TEXTO DO EXERCÍCIO:
Acabar ou rever o Tic-Tac de Fernando Diniz
O tic-tac já acabou, está acabando ou é hora de rever esse modo de jogar ? É esperar para ver.
O tic-tac já acabou, está acabando ou é hora de rever esse modo de jogar ? É esperar para ver.
O Barcelona, na época do treinador Pep Guardiola, ganhou vários títulos com o jeito tic-tac de jogar. Não tinha pra ninguém. Por sua vez, a Seleção Espanhola conseguiu o seu primeiro título mundial na Copa do Mundo de 2010, também com o tic-tac.
No Brasil, o ex-jogador e agora treinador Fernando Diniz, implantou no Osasco Audax, uma nova experiência de jogo. Ele foi além do tic-tac do Barcelona e da Seleção Espanhola; tanto o time como a Seleção da Espanha, tinham o tic-tac no ataque, quase sempre depois de ter o domínio da bola no campo adversário.

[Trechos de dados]

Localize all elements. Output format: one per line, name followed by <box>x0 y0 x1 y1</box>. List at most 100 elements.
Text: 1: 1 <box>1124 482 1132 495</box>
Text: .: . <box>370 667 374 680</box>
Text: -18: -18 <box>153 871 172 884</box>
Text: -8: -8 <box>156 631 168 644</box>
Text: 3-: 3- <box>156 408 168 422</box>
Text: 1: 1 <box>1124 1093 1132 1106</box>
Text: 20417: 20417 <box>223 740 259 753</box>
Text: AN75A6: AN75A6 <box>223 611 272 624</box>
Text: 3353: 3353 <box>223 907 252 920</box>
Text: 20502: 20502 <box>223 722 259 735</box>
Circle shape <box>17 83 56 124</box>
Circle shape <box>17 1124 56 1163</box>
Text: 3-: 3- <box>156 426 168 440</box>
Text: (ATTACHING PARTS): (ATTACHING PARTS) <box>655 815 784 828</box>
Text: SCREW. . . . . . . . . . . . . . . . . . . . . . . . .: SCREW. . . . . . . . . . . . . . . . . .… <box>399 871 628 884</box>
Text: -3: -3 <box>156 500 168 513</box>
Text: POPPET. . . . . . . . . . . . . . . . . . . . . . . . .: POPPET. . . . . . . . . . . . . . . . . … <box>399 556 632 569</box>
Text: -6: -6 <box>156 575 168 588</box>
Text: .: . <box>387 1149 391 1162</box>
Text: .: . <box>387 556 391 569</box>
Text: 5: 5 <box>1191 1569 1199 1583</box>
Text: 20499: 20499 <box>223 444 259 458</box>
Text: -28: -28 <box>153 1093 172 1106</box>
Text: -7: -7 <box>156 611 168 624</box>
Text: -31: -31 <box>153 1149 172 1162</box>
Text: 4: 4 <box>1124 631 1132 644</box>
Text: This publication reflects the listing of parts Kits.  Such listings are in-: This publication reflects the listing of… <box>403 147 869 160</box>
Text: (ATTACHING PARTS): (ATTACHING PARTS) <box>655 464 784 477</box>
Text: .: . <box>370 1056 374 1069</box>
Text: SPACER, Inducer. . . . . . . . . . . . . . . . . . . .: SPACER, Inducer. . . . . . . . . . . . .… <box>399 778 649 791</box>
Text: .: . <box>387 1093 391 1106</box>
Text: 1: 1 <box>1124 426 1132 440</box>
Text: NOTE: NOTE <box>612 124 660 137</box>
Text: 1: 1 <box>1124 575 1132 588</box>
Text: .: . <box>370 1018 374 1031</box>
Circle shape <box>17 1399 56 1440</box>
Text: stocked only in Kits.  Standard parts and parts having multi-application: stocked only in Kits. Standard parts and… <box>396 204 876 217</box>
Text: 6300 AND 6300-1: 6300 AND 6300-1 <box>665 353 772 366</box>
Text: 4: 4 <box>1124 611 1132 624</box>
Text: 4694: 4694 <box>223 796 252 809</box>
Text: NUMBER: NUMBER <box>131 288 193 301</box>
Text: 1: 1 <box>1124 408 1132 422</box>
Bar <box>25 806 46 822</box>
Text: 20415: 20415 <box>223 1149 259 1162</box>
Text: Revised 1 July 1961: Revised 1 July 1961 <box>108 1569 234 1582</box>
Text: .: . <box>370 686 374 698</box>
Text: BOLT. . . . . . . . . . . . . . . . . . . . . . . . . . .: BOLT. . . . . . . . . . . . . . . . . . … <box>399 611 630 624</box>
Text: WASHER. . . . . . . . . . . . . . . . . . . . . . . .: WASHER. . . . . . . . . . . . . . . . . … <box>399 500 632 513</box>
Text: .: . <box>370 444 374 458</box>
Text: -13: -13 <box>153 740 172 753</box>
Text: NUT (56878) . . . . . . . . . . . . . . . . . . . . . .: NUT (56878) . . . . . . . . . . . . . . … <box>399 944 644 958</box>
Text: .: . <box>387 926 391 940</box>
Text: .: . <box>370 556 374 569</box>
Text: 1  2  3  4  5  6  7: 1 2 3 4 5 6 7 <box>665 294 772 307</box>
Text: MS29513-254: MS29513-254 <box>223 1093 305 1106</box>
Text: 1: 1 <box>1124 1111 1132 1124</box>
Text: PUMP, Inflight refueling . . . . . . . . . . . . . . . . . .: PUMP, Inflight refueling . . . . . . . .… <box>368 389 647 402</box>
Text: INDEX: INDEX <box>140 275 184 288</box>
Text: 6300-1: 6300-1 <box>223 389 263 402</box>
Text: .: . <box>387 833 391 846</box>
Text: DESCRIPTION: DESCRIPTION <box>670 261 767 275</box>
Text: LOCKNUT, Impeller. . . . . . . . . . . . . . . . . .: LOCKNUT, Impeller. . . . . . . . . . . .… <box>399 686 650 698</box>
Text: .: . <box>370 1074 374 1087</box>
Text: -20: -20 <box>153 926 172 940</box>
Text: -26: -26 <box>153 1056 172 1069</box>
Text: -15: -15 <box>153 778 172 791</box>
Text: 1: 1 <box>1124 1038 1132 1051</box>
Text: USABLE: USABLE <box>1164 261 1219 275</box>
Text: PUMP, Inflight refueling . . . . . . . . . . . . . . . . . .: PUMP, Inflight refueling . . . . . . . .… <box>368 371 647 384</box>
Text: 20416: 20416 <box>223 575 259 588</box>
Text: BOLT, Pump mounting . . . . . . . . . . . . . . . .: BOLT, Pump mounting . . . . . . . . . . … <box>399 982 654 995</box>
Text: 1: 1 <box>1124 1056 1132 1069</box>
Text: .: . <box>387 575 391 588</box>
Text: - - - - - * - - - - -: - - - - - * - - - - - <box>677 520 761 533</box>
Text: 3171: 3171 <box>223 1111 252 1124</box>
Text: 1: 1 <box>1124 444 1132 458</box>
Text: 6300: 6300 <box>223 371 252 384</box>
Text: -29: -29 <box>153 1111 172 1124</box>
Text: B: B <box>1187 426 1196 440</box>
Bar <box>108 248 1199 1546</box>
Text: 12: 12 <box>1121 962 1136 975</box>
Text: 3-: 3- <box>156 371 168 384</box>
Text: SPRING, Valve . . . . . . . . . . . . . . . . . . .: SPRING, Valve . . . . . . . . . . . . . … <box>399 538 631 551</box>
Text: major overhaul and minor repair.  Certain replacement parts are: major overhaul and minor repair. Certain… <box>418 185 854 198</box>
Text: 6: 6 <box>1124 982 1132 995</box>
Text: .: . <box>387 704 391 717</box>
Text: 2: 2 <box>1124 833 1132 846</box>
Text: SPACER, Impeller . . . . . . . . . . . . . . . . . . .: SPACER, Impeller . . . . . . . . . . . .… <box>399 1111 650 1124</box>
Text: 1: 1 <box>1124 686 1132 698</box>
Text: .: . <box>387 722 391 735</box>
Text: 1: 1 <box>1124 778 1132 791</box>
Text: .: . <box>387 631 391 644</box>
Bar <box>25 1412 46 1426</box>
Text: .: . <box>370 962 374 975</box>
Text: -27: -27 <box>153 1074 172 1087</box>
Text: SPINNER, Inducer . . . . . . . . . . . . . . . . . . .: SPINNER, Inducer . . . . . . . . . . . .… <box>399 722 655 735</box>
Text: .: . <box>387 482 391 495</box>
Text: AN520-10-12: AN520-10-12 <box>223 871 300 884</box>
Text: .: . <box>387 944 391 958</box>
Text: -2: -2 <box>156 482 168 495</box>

TAREFAS PROPOSTAS:
**a)** Indique se cada afirmação concorda com o texto sobre o tic-tac, respondendo sim ou não e citando literalmente as palavras do texto que o comprovam: (i) a Seleção Espanhola conquistou seu primeiro título mundial na Copa do Mundo de 2010; (ii) Fernando Diniz implantou sua nova experiência de jogo no Barcelona; (iii) o Barcelona ganhou vários títulos na época do treinador Pep Guardiola.
**b)** Reescreva de forma mais concisa o parágrafo do texto sobre o tic-tac que começa por "No Brasil, o ex-jogador", preservando seus fatos principais.
**c)** Transcreva do texto sobre o tic-tac o trecho que começa em "No Brasil, o" e segue até "no campo adversário.", inclusive.
Os registros não têm qualquer papel nesta atividade.

RESPOSTAS:
**a)**
(i) Sim: "a Seleção Espanhola conseguiu o seu primeiro título mundial na Copa do Mundo de 2010, também com o tic-tac".
(ii) Não: "implantou no Osasco Audax, uma nova experiência de jogo".
(iii) Sim: "O Barcelona, na época do treinador Pep Guardiola, ganhou vários títulos com o jeito tic-tac de jogar".

**b)** No Brasil, Fernando Diniz, ex-jogador e hoje treinador, implantou no Osasco Audax uma nova experiência de jogo. Foi além do tic-tac do Barcelona e da Seleção Espanhola, que o aplicavam no ataque, quase sempre após dominar a bola no campo adversário.

**c)**
No Brasil, o ex-jogador e agora treinador Fernando Diniz, implantou no Osasco Audax, uma nova experiência de jogo. Ele foi além do tic-tac do Barcelona e da Seleção Espanhola; tanto o time como a Seleção da Espanha, tinham o tic-tac no ataque, quase sempre depois de ter o domínio da bola no campo adversário.